* BEGIN MATERIAL SHOWN *

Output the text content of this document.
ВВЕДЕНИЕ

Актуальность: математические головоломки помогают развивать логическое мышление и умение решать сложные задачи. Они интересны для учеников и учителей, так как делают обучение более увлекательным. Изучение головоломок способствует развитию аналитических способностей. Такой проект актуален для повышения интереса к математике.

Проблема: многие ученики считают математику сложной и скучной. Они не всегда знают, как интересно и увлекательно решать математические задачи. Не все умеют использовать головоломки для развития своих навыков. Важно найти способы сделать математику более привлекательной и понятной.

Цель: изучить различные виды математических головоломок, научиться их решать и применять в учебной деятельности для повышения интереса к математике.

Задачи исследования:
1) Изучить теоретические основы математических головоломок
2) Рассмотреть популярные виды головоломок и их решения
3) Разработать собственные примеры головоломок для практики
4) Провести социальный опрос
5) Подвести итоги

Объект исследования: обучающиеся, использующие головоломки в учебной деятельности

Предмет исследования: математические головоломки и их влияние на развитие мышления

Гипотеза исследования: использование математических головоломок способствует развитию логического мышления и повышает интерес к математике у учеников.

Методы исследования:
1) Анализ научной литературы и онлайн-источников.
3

* END MATERIAL SHOWN *

*WHAT IS BEING ASKED*: Say how many lines contain "мышления", and give nothing but that number.

*REPLY*: 2